LISTING
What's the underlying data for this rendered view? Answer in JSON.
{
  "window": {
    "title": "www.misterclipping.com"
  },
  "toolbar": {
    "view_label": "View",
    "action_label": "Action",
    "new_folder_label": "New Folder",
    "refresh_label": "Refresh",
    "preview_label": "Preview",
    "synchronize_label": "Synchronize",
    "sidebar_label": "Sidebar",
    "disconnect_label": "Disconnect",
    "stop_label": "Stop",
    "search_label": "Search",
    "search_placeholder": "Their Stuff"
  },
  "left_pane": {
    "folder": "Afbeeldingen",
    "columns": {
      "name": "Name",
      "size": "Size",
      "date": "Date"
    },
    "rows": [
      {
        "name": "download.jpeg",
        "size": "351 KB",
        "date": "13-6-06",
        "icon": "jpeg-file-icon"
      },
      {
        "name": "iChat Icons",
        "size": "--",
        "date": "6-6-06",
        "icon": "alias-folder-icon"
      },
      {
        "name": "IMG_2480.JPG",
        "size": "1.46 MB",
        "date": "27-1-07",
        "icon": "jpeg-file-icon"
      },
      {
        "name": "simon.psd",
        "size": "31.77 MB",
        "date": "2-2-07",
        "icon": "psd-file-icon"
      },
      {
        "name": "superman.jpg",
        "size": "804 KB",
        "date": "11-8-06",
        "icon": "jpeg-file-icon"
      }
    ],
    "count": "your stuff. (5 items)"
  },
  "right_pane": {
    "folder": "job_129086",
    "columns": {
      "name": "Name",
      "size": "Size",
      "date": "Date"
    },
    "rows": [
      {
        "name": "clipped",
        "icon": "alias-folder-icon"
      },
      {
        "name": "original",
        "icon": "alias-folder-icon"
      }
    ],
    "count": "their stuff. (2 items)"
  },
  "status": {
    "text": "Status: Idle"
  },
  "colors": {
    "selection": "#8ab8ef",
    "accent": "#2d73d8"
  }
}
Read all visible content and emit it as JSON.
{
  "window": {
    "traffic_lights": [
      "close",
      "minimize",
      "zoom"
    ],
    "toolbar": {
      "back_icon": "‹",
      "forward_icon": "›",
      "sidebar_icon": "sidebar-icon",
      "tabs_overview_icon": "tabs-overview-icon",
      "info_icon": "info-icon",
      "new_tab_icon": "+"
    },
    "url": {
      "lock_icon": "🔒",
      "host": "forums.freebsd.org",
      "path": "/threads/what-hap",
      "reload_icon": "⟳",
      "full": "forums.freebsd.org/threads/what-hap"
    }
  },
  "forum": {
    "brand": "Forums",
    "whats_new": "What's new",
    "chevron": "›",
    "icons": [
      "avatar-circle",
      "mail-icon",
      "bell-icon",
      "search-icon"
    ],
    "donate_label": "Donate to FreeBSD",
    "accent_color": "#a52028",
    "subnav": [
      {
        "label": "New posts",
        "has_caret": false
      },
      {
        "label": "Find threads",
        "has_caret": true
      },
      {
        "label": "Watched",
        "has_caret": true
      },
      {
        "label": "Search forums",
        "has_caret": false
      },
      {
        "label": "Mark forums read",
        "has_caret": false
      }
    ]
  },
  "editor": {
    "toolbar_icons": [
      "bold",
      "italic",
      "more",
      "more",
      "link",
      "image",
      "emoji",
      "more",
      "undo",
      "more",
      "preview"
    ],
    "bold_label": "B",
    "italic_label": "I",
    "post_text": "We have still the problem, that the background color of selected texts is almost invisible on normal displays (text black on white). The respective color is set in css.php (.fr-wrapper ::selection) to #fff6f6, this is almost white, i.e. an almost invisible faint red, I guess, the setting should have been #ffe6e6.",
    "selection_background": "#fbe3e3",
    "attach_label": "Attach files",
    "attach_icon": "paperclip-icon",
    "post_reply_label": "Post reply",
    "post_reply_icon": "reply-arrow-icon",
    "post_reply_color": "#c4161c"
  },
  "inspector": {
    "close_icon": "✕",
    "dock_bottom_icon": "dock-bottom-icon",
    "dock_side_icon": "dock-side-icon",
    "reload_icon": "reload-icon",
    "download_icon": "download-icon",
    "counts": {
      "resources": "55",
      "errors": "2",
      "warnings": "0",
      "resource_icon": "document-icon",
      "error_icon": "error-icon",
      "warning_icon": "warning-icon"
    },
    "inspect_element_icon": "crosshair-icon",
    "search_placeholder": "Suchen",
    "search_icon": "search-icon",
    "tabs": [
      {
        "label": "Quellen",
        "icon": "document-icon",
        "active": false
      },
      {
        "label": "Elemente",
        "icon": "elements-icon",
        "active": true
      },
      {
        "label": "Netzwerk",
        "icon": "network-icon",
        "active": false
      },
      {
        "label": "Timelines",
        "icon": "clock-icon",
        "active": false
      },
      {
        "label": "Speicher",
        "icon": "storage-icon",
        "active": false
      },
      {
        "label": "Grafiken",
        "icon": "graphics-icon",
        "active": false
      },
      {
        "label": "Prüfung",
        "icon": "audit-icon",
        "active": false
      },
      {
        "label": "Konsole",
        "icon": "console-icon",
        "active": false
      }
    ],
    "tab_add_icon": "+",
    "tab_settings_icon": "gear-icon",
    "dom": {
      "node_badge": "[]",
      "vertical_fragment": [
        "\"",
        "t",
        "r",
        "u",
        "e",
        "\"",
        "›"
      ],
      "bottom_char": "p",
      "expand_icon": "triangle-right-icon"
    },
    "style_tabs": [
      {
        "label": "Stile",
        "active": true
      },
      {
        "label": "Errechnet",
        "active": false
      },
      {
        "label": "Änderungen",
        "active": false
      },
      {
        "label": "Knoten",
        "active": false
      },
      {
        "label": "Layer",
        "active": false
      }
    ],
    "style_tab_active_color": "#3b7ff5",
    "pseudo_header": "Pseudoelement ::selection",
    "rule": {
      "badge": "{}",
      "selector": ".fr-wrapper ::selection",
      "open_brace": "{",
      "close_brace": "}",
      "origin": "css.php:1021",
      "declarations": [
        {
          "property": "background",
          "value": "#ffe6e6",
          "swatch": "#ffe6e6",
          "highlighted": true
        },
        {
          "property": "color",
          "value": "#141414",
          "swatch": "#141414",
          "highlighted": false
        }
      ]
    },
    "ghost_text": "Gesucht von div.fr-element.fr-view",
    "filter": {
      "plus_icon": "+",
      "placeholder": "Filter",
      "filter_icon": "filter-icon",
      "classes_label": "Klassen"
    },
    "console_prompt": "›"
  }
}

TASK REQUIREMENTS
Repeat each of the entries above precisely as given.

RESULT FOR THIS TASK
What's the underlying data for this rendered view? Answer in JSON.
{
  "window": {
    "title": "www.misterclipping.com"
  },
  "toolbar": {
    "view_label": "View",
    "action_label": "Action",
    "new_folder_label": "New Folder",
    "refresh_label": "Refresh",
    "preview_label": "Preview",
    "synchronize_label": "Synchronize",
    "sidebar_label": "Sidebar",
    "disconnect_label": "Disconnect",
    "stop_label": "Stop",
    "search_label": "Search",
    "search_placeholder": "Their Stuff"
  },
  "left_pane": {
    "folder": "Afbeeldingen",
    "columns": {
      "name": "Name",
      "size": "Size",
      "date": "Date"
    },
    "rows": [
      {
        "name": "download.jpeg",
        "size": "351 KB",
        "date": "13-6-06",
        "icon": "jpeg-file-icon"
      },
      {
        "name": "iChat Icons",
        "size": "--",
        "date": "6-6-06",
        "icon": "alias-folder-icon"
      },
      {
        "name": "IMG_2480.JPG",
        "size": "1.46 MB",
        "date": "27-1-07",
        "icon": "jpeg-file-icon"
      },
      {
        "name": "simon.psd",
        "size": "31.77 MB",
        "date": "2-2-07",
        "icon": "psd-file-icon"
      },
      {
        "name": "superman.jpg",
        "size": "804 KB",
        "date": "11-8-06",
        "icon": "jpeg-file-icon"
      }
    ],
    "count": "your stuff. (5 items)"
  },
  "right_pane": {
    "folder": "job_129086",
    "columns": {
      "name": "Name",
      "size": "Size",
      "date": "Date"
    },
    "rows": [
      {
        "name": "clipped",
        "icon": "alias-folder-icon"
      },
      {
        "name": "original",
        "icon": "alias-folder-icon"
      }
    ],
    "count": "their stuff. (2 items)"
  },
  "status": {
    "text": "Status: Idle"
  },
  "colors": {
    "selection": "#8ab8ef",
    "accent": "#2d73d8"
  }
}
Read all visible content and emit it as JSON.
{
  "window": {
    "traffic_lights": [
      "close",
      "minimize",
      "zoom"
    ],
    "toolbar": {
      "back_icon": "‹",
      "forward_icon": "›",
      "sidebar_icon": "sidebar-icon",
      "tabs_overview_icon": "tabs-overview-icon",
      "info_icon": "info-icon",
      "new_tab_icon": "+"
    },
    "url": {
      "lock_icon": "🔒",
      "host": "forums.freebsd.org",
      "path": "/threads/what-hap",
      "reload_icon": "⟳",
      "full": "forums.freebsd.org/threads/what-hap"
    }
  },
  "forum": {
    "brand": "Forums",
    "whats_new": "What's new",
    "chevron": "›",
    "icons": [
      "avatar-circle",
      "mail-icon",
      "bell-icon",
      "search-icon"
    ],
    "donate_label": "Donate to FreeBSD",
    "accent_color": "#a52028",
    "subnav": [
      {
        "label": "New posts",
        "has_caret": false
      },
      {
        "label": "Find threads",
        "has_caret": true
      },
      {
        "label": "Watched",
        "has_caret": true
      },
      {
        "label": "Search forums",
        "has_caret": false
      },
      {
        "label": "Mark forums read",
        "has_caret": false
      }
    ]
  },
  "editor": {
    "toolbar_icons": [
      "bold",
      "italic",
      "more",
      "more",
      "link",
      "image",
      "emoji",
      "more",
      "undo",
      "more",
      "preview"
    ],
    "bold_label": "B",
    "italic_label": "I",
    "post_text": "We have still the problem, that the background color of selected texts is almost invisible on normal displays (text black on white). The respective color is set in css.php (.fr-wrapper ::selection) to #fff6f6, this is almost white, i.e. an almost invisible faint red, I guess, the setting should have been #ffe6e6.",
    "selection_background": "#fbe3e3",
    "attach_label": "Attach files",
    "attach_icon": "paperclip-icon",
    "post_reply_label": "Post reply",
    "post_reply_icon": "reply-arrow-icon",
    "post_reply_color": "#c4161c"
  },
  "inspector": {
    "close_icon": "✕",
    "dock_bottom_icon": "dock-bottom-icon",
    "dock_side_icon": "dock-side-icon",
    "reload_icon": "reload-icon",
    "download_icon": "download-icon",
    "counts": {
      "resources": "55",
      "errors": "2",
      "warnings": "0",
      "resource_icon": "document-icon",
      "error_icon": "error-icon",
      "warning_icon": "warning-icon"
    },
    "inspect_element_icon": "crosshair-icon",
    "search_placeholder": "Suchen",
    "search_icon": "search-icon",
    "tabs": [
      {
        "label": "Quellen",
        "icon": "document-icon",
        "active": false
      },
      {
        "label": "Elemente",
        "icon": "elements-icon",
        "active": true
      },
      {
        "label": "Netzwerk",
        "icon": "network-icon",
        "active": false
      },
      {
        "label": "Timelines",
        "icon": "clock-icon",
        "active": false
      },
      {
        "label": "Speicher",
        "icon": "storage-icon",
        "active": false
      },
      {
        "label": "Grafiken",
        "icon": "graphics-icon",
        "active": false
      },
      {
        "label": "Prüfung",
        "icon": "audit-icon",
        "active": false
      },
      {
        "label": "Konsole",
        "icon": "console-icon",
        "active": false
      }
    ],
    "tab_add_icon": "+",
    "tab_settings_icon": "gear-icon",
    "dom": {
      "node_badge": "[]",
      "vertical_fragment": [
        "\"",
        "t",
        "r",
        "u",
        "e",
        "\"",
        "›"
      ],
      "bottom_char": "p",
      "expand_icon": "triangle-right-icon"
    },
    "style_tabs": [
      {
        "label": "Stile",
        "active": true
      },
      {
        "label": "Errechnet",
        "active": false
      },
      {
        "label": "Änderungen",
        "active": false
      },
      {
        "label": "Knoten",
        "active": false
      },
      {
        "label": "Layer",
        "active": false
      }
    ],
    "style_tab_active_color": "#3b7ff5",
    "pseudo_header": "Pseudoelement ::selection",
    "rule": {
      "badge": "{}",
      "selector": ".fr-wrapper ::selection",
      "open_brace": "{",
      "close_brace": "}",
      "origin": "css.php:1021",
      "declarations": [
        {
          "property": "background",
          "value": "#ffe6e6",
          "swatch": "#ffe6e6",
          "highlighted": true
        },
        {
          "property": "color",
          "value": "#141414",
          "swatch": "#141414",
          "highlighted": false
        }
      ]
    },
    "ghost_text": "Gesucht von div.fr-element.fr-view",
    "filter": {
      "plus_icon": "+",
      "placeholder": "Filter",
      "filter_icon": "filter-icon",
      "classes_label": "Klassen"
    },
    "console_prompt": "›"
  }
}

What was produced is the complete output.